# Short problem
Recast the records, from the beginning up to and including the line with "Annotate this image: element", as a Markdown table with the columns Row and Line, numbering each non-blank line. Omit the pictures from your answer.

# Input for this task
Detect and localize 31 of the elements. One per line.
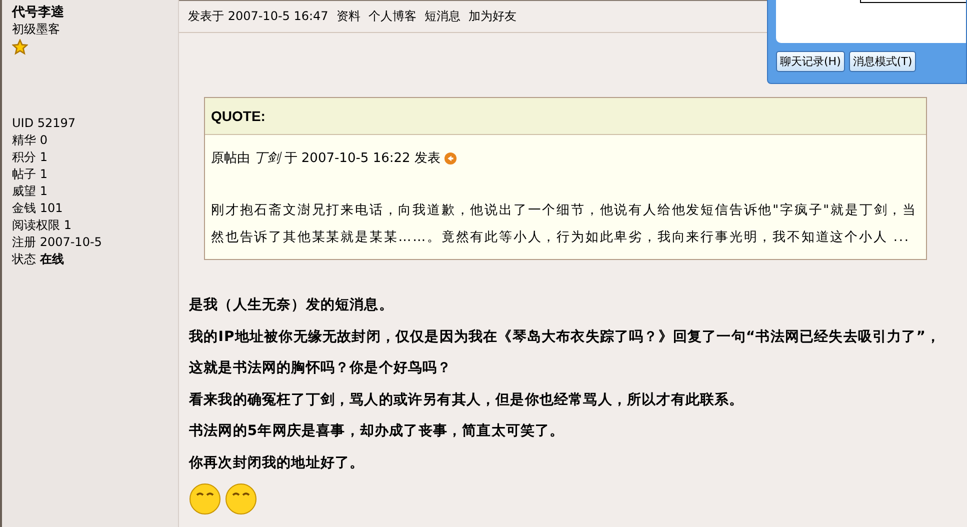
author-stat: 状态 在线 bbox=[12, 251, 65, 268]
author-stat: 金钱 101 bbox=[12, 200, 64, 217]
author-stat: UID 52197 bbox=[12, 115, 77, 132]
quote-text: 刚才抱石斋文澍兄打来电话，向我道歉，他说出了一个细节，他说有人给他发短信告诉他"字疯子"就是丁剑，当然也告诉了其他某某就是某某……。竟然有此等小人，行为如此卑劣，我向来行事光明，我不知道这个小人 ... bbox=[211, 202, 918, 247]
author-stat: 积分 1 bbox=[12, 149, 48, 166]
message-paragraph: 你再次封闭我的地址好了。 bbox=[189, 454, 366, 472]
author-name[interactable]: 代号李逵 bbox=[12, 4, 178, 21]
post-link[interactable]: 加为好友 bbox=[468, 8, 516, 25]
chat-button[interactable]: 聊天记录(H) bbox=[776, 51, 845, 72]
post-link[interactable]: 资料 bbox=[336, 8, 360, 25]
go-to-post-icon[interactable] bbox=[444, 152, 458, 164]
author-stat: 威望 1 bbox=[12, 183, 48, 200]
message-paragraph: 是我（人生无奈）发的短消息。 bbox=[189, 296, 394, 315]
star-icon bbox=[12, 38, 28, 54]
author-rank: 初级墨客 bbox=[12, 21, 61, 38]
smiley-icon bbox=[225, 483, 257, 515]
post-link[interactable]: 个人博客 bbox=[368, 8, 416, 25]
quote-title: QUOTE: bbox=[205, 98, 926, 135]
smiley-icon bbox=[189, 483, 221, 515]
quote-source: 原帖由 丁剑 于 2007-10-5 16:22 发表 bbox=[211, 150, 440, 167]
author-stat: 阅读权限 1 bbox=[12, 217, 72, 234]
author-stat: 精华 0 bbox=[12, 132, 48, 149]
chat-button[interactable]: 消息模式(T) bbox=[848, 51, 916, 72]
author-stat: 帖子 1 bbox=[12, 166, 48, 183]
post-time: 发表于 2007-10-5 16:47 bbox=[188, 8, 328, 25]
chat-input-area[interactable] bbox=[776, 0, 966, 43]
message-paragraph: 看来我的确冤枉了丁剑，骂人的或许另有其人，但是你也经常骂人，所以才有此联系。 bbox=[189, 390, 745, 410]
message-paragraph: 我的IP地址被你无缘无故封闭，仅仅是因为我在《琴岛大布衣失踪了吗？》回复了一句“书法网已经失去吸引力了”，这就是书法网的胸怀吗？你是个好鸟吗？ bbox=[189, 328, 942, 378]
author-stat: 注册 2007-10-5 bbox=[12, 234, 103, 251]
post-link[interactable]: 短消息 bbox=[424, 8, 460, 25]
message-paragraph: 书法网的5年网庆是喜事，却办成了丧事，简直太可笑了。 bbox=[189, 422, 566, 441]
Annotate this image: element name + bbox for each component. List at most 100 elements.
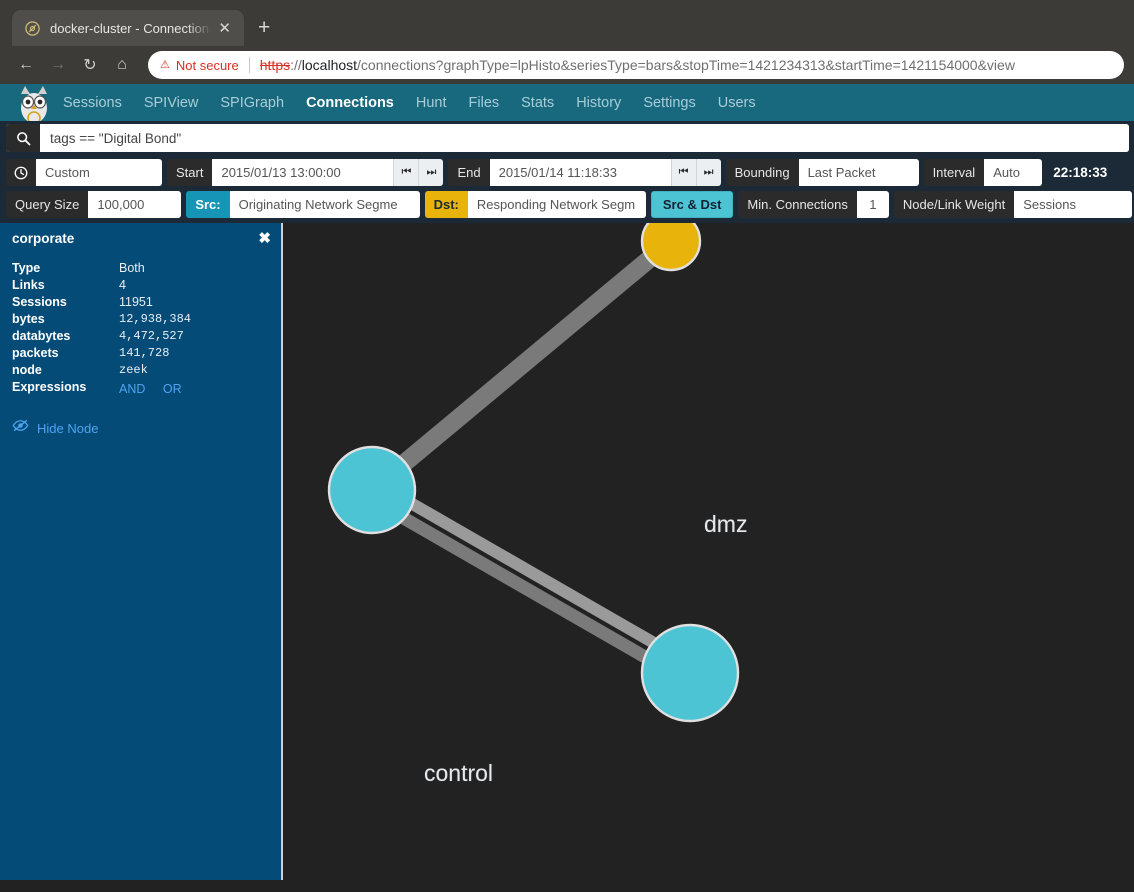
reload-icon[interactable]: ↻ <box>76 51 104 79</box>
node-details-table: Type Both Links 4 Sessions 11951 bytes 1… <box>12 259 271 399</box>
new-tab-button[interactable]: + <box>258 17 270 38</box>
hide-node-label: Hide Node <box>37 421 98 436</box>
node-link-weight-group: Node/Link Weight Sessions <box>894 191 1132 218</box>
browser-chrome: docker-cluster - Connections ✕ + ← → ↻ ⌂… <box>0 0 1134 84</box>
src-label: Src: <box>186 191 229 218</box>
start-time-label: Start <box>167 159 212 186</box>
owl-favicon-icon <box>24 20 41 37</box>
graph-node-label-control: control <box>424 760 493 787</box>
graph-node-corporate[interactable] <box>642 625 738 721</box>
nav-link-hunt[interactable]: Hunt <box>405 95 458 111</box>
search-bar <box>6 124 1129 152</box>
time-controls-row: Custom Start 2015/01/13 13:00:00 ⏮ ⏭ End… <box>0 155 1134 190</box>
expression-and-link[interactable]: AND <box>119 382 145 396</box>
expressions-links: AND OR <box>119 378 271 399</box>
end-time-label: End <box>448 159 489 186</box>
node-details-title: corporate <box>12 231 74 246</box>
table-row: Expressions AND OR <box>12 378 271 399</box>
close-icon[interactable]: ✖ <box>258 231 271 246</box>
table-row: node zeek <box>12 361 271 378</box>
field-label: Type <box>12 259 119 276</box>
node-link-weight-label: Node/Link Weight <box>894 191 1014 218</box>
nav-link-files[interactable]: Files <box>458 95 511 111</box>
src-field-select[interactable]: Originating Network Segme <box>230 191 420 218</box>
graph-link-control-corporate-a[interactable] <box>367 497 685 680</box>
expression-or-link[interactable]: OR <box>163 382 182 396</box>
graph-node-control[interactable] <box>329 447 415 533</box>
content-area: corporate ✖ Type Both Links 4 Sessions 1… <box>0 223 1134 880</box>
url-host: localhost <box>302 57 357 73</box>
graph-node-dmz[interactable] <box>642 223 700 270</box>
url-separator: :// <box>290 57 302 73</box>
current-time-display: 22:18:33 <box>1047 165 1107 180</box>
graph-canvas[interactable] <box>283 223 1134 880</box>
arkime-app: Sessions SPIView SPIGraph Connections Hu… <box>0 84 1134 892</box>
eye-slash-icon <box>12 419 29 437</box>
close-icon[interactable]: ✕ <box>213 21 236 36</box>
dst-label: Dst: <box>425 191 468 218</box>
field-label: Sessions <box>12 293 119 310</box>
warning-triangle-icon: ⚠ <box>160 60 170 71</box>
forward-arrow-icon: → <box>44 51 72 79</box>
hide-node-button[interactable]: Hide Node <box>12 419 271 437</box>
start-time-input[interactable]: 2015/01/13 13:00:00 <box>212 159 393 186</box>
connections-graph[interactable]: dmz control corporate <box>283 223 1134 880</box>
clock-icon[interactable] <box>6 159 36 186</box>
search-input[interactable] <box>40 124 1129 152</box>
security-status-label: Not secure <box>176 58 239 73</box>
node-link-weight-select[interactable]: Sessions <box>1014 191 1132 218</box>
nav-links: Sessions SPIView SPIGraph Connections Hu… <box>52 95 767 111</box>
browser-tab[interactable]: docker-cluster - Connections ✕ <box>12 10 244 46</box>
end-time-input[interactable]: 2015/01/14 11:18:33 <box>490 159 671 186</box>
bounding-label: Bounding <box>726 159 799 186</box>
nav-link-history[interactable]: History <box>565 95 632 111</box>
field-label: bytes <box>12 310 119 327</box>
end-step-back-icon[interactable]: ⏮ <box>671 159 696 186</box>
end-time-group: End 2015/01/14 11:18:33 ⏮ ⏭ <box>448 159 720 186</box>
node-details-panel: corporate ✖ Type Both Links 4 Sessions 1… <box>0 223 283 880</box>
address-bar-url: https://localhost/connections?graphType=… <box>260 57 1015 73</box>
app-navbar: Sessions SPIView SPIGraph Connections Hu… <box>0 84 1134 121</box>
table-row: packets 141,728 <box>12 344 271 361</box>
nav-link-stats[interactable]: Stats <box>510 95 565 111</box>
field-value: 11951 <box>119 293 271 310</box>
query-size-select[interactable]: 100,000 <box>88 191 181 218</box>
start-step-forward-icon[interactable]: ⏭ <box>418 159 443 186</box>
nav-link-spigraph[interactable]: SPIGraph <box>209 95 295 111</box>
nav-link-spiview[interactable]: SPIView <box>133 95 210 111</box>
dst-field-select[interactable]: Responding Network Segm <box>468 191 646 218</box>
nav-link-sessions[interactable]: Sessions <box>52 95 133 111</box>
field-value: 4,472,527 <box>119 327 271 344</box>
back-arrow-icon[interactable]: ← <box>12 51 40 79</box>
graph-link-control-dmz[interactable] <box>372 241 671 490</box>
bounding-select[interactable]: Last Packet <box>799 159 919 186</box>
interval-label: Interval <box>924 159 985 186</box>
time-range-select[interactable]: Custom <box>36 159 162 186</box>
search-icon[interactable] <box>6 124 40 152</box>
field-value: 4 <box>119 276 271 293</box>
min-connections-group: Min. Connections 1 <box>738 191 888 218</box>
omnibox-divider <box>249 57 250 73</box>
src-and-dst-button[interactable]: Src & Dst <box>651 191 734 218</box>
nav-link-settings[interactable]: Settings <box>632 95 706 111</box>
end-step-forward-icon[interactable]: ⏭ <box>696 159 721 186</box>
interval-select[interactable]: Auto <box>984 159 1042 186</box>
graph-node-label-dmz: dmz <box>704 511 747 538</box>
table-row: Type Both <box>12 259 271 276</box>
query-size-group: Query Size 100,000 <box>6 191 181 218</box>
graph-link-control-corporate-b[interactable] <box>376 483 694 666</box>
nav-link-users[interactable]: Users <box>707 95 767 111</box>
field-value: 141,728 <box>119 344 271 361</box>
time-range-group: Custom <box>6 159 162 186</box>
nav-link-connections[interactable]: Connections <box>295 95 405 111</box>
arkime-owl-logo-icon[interactable] <box>0 84 52 121</box>
address-bar[interactable]: ⚠ Not secure https://localhost/connectio… <box>148 51 1124 79</box>
table-row: bytes 12,938,384 <box>12 310 271 327</box>
min-connections-input[interactable]: 1 <box>857 191 889 218</box>
table-row: databytes 4,472,527 <box>12 327 271 344</box>
field-value: Both <box>119 259 271 276</box>
home-icon[interactable]: ⌂ <box>108 51 136 79</box>
table-row: Links 4 <box>12 276 271 293</box>
start-step-back-icon[interactable]: ⏮ <box>393 159 418 186</box>
field-label: databytes <box>12 327 119 344</box>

# Full solution
| Row | Line |
|---|---|
| 1 | Detect and localize 31 of the elements. One per line. |
| 2 | author-stat: 状态 在线 bbox=[12, 251, 65, 268] |
| 3 | author-stat: 金钱 101 bbox=[12, 200, 64, 217] |
| 4 | author-stat: UID 52197 bbox=[12, 115, 77, 132] |
| 5 | quote-text: 刚才抱石斋文澍兄打来电话，向我道歉，他说出了一个细节，他说有人给他发短信告诉他"字疯子"就是丁剑，当然也告诉了其他某某就是某某……。竟然有此等小人，行为如此卑劣，我向来行事光明，我不知道这个小人 ... bbox=[211, 202, 918, 247] |
| 6 | author-stat: 积分 1 bbox=[12, 149, 48, 166] |
| 7 | message-paragraph: 你再次封闭我的地址好了。 bbox=[189, 454, 366, 472] |
| 8 | author-name[interactable]: 代号李逵 bbox=[12, 4, 178, 21] |
| 9 | post-link[interactable]: 加为好友 bbox=[468, 8, 516, 25] |
| 10 | chat-button[interactable]: 聊天记录(H) bbox=[776, 51, 845, 72] |
| 11 | post-link[interactable]: 资料 bbox=[336, 8, 360, 25] |
| 12 | go-to-post-icon[interactable] bbox=[444, 152, 458, 164] |
| 13 | author-stat: 威望 1 bbox=[12, 183, 48, 200] |
| 14 | message-paragraph: 是我（人生无奈）发的短消息。 bbox=[189, 296, 394, 315] |
| 15 | star-icon bbox=[12, 38, 28, 54] |
| 16 | author-rank: 初级墨客 bbox=[12, 21, 61, 38] |
| 17 | smiley-icon bbox=[225, 483, 257, 515] |
| 18 | post-link[interactable]: 个人博客 bbox=[368, 8, 416, 25] |
| 19 | quote-title: QUOTE: bbox=[205, 98, 926, 135] |
| 20 | smiley-icon bbox=[189, 483, 221, 515] |
| 21 | quote-source: 原帖由 丁剑 于 2007-10-5 16:22 发表 bbox=[211, 150, 440, 167] |
| 22 | author-stat: 阅读权限 1 bbox=[12, 217, 72, 234] |
| 23 | author-stat: 精华 0 bbox=[12, 132, 48, 149] |
| 24 | chat-button[interactable]: 消息模式(T) bbox=[848, 51, 916, 72] |
| 25 | author-stat: 帖子 1 bbox=[12, 166, 48, 183] |
| 26 | post-time: 发表于 2007-10-5 16:47 bbox=[188, 8, 328, 25] |
| 27 | chat-input-area[interactable] bbox=[776, 0, 966, 43] |
| 28 | message-paragraph: 看来我的确冤枉了丁剑，骂人的或许另有其人，但是你也经常骂人，所以才有此联系。 bbox=[189, 390, 745, 410] |
| 29 | message-paragraph: 我的IP地址被你无缘无故封闭，仅仅是因为我在《琴岛大布衣失踪了吗？》回复了一句“书法网已经失去吸引力了”，这就是书法网的胸怀吗？你是个好鸟吗？ bbox=[189, 328, 942, 378] |
| 30 | author-stat: 注册 2007-10-5 bbox=[12, 234, 103, 251] |
| 31 | post-link[interactable]: 短消息 bbox=[424, 8, 460, 25] |
| 32 | message-paragraph: 书法网的5年网庆是喜事，却办成了丧事，简直太可笑了。 bbox=[189, 422, 566, 441] |
| 33 | Annotate this image: element name + bbox for each component. List at most 100 elements. |